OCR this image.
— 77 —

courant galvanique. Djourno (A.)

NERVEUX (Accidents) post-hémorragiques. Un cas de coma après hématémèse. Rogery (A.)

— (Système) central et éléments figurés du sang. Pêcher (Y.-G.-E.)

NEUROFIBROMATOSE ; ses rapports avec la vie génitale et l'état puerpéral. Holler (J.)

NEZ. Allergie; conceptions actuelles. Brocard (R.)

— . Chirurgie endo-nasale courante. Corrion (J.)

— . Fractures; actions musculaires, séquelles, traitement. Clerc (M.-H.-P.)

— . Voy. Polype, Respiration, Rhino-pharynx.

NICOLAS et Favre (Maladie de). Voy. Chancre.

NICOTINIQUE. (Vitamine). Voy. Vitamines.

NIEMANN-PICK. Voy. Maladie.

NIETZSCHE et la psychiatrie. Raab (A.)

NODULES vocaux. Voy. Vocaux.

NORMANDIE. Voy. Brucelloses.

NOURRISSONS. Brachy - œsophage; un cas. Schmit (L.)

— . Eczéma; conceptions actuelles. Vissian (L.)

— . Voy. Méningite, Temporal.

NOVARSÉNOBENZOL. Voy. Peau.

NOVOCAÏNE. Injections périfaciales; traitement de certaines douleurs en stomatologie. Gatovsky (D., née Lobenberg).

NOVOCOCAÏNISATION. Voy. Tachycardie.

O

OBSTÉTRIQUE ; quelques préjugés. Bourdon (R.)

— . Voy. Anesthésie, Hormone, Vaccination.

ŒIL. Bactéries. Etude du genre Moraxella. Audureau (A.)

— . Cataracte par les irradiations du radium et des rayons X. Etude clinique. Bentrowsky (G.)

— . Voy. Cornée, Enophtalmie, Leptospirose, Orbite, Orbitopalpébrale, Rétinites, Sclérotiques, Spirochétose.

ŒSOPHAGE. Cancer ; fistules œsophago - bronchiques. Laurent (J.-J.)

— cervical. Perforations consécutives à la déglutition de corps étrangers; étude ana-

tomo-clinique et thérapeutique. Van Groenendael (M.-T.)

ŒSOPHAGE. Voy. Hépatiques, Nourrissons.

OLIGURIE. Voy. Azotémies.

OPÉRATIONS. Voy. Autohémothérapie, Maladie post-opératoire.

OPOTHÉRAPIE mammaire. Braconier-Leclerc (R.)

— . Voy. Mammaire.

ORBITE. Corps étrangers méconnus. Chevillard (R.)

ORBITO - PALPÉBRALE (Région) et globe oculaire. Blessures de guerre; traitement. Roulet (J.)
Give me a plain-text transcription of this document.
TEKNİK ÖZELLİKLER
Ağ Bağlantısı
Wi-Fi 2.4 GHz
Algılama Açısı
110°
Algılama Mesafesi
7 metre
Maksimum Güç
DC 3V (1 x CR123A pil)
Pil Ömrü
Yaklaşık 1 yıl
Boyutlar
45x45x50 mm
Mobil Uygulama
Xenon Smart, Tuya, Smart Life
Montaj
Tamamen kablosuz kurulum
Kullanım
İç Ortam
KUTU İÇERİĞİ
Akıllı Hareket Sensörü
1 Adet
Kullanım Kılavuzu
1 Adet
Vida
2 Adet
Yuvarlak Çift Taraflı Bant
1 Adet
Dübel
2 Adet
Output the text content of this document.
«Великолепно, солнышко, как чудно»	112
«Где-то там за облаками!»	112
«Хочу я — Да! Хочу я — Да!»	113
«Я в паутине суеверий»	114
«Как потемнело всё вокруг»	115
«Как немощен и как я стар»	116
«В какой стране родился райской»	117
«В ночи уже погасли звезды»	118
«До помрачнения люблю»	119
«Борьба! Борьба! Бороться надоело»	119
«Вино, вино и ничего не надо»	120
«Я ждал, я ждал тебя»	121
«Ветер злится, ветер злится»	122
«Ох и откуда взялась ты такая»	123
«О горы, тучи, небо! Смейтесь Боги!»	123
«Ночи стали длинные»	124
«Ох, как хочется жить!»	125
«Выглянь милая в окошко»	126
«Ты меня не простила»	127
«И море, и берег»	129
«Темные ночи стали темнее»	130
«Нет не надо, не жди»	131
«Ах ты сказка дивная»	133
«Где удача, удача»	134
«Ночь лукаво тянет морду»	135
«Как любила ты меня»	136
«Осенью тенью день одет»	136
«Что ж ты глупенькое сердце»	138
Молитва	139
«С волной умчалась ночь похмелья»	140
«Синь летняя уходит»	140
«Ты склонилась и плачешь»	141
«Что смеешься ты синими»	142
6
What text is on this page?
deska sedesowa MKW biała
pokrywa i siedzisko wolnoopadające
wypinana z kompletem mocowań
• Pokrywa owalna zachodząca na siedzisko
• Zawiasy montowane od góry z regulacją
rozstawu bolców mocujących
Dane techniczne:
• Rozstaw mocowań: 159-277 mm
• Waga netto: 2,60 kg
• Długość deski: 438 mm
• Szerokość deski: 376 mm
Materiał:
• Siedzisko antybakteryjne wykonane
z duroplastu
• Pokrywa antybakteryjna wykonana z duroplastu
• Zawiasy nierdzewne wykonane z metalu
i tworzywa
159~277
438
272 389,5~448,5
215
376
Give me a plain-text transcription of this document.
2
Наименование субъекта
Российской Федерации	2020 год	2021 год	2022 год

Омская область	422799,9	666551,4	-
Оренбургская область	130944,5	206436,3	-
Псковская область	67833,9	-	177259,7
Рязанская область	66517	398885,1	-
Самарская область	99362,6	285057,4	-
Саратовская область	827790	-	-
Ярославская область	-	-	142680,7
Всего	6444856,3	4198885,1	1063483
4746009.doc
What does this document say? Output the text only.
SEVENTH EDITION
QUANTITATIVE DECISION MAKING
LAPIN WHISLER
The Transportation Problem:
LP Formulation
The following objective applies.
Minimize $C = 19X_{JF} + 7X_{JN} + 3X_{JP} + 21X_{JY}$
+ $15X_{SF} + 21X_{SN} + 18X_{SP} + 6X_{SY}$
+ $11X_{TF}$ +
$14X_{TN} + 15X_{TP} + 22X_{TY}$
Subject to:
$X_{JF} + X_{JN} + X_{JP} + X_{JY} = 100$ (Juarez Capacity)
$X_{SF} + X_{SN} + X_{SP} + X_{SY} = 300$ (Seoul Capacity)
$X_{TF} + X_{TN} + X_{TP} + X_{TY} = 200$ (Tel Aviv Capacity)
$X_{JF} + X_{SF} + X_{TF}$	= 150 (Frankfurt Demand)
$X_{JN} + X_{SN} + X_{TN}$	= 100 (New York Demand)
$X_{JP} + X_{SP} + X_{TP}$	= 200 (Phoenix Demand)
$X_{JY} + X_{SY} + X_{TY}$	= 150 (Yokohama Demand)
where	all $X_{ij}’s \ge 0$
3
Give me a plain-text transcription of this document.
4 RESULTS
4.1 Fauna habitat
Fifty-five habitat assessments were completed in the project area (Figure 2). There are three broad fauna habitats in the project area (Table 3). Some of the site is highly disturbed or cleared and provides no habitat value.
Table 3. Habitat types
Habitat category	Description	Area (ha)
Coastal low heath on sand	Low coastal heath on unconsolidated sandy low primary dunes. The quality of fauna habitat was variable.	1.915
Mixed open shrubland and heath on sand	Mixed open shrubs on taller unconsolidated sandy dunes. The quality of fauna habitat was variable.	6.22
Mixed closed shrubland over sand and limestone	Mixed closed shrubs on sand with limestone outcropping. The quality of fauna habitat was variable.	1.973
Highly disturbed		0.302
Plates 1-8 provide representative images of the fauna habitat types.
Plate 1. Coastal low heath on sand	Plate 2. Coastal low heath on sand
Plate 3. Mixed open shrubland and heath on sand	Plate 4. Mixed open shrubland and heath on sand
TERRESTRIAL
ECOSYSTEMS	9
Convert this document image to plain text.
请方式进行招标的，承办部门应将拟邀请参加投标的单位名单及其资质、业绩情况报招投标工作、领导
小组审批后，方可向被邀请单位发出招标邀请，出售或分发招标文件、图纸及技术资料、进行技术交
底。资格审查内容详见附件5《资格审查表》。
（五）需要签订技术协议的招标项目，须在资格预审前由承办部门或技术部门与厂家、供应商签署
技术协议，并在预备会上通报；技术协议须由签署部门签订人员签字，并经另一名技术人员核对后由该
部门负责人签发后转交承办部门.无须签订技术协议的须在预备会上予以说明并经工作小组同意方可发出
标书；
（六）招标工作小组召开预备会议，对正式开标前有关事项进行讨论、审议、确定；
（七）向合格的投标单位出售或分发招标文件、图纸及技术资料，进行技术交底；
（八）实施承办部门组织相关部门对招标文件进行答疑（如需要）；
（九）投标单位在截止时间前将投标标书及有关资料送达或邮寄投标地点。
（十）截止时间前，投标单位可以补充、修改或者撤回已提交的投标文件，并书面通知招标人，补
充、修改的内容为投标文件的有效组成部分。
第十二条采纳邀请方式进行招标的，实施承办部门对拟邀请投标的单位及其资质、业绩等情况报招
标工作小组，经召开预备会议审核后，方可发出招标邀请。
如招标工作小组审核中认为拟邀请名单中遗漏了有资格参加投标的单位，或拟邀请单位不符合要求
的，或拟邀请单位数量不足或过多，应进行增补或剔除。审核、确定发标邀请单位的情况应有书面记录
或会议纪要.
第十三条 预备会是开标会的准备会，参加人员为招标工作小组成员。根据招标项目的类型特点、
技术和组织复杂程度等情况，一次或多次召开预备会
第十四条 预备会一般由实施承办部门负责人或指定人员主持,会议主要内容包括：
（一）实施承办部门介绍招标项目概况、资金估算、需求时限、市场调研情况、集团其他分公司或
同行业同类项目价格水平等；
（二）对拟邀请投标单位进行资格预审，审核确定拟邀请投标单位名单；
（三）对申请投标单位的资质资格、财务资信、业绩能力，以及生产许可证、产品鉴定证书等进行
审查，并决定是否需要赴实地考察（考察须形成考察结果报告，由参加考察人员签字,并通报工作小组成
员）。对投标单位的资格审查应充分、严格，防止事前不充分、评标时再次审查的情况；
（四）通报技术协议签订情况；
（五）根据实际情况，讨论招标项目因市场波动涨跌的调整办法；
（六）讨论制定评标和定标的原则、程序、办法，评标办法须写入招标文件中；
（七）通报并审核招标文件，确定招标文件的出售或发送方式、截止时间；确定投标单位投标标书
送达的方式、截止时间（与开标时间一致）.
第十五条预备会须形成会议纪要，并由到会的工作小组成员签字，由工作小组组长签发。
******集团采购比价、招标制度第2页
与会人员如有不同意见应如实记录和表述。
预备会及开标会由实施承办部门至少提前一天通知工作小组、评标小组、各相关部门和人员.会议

---------------

Do this
Gather and copy every line of the data in which the string "shrubs" is found.

Task response
Mixed open shrubland and heath on sand	Mixed open shrubs on taller unconsolidated sandy dunes. The quality of fauna habitat was variable.	6.22
Mixed closed shrubland over sand and limestone	Mixed closed shrubs on sand with limestone outcropping. The quality of fauna habitat was variable.	1.973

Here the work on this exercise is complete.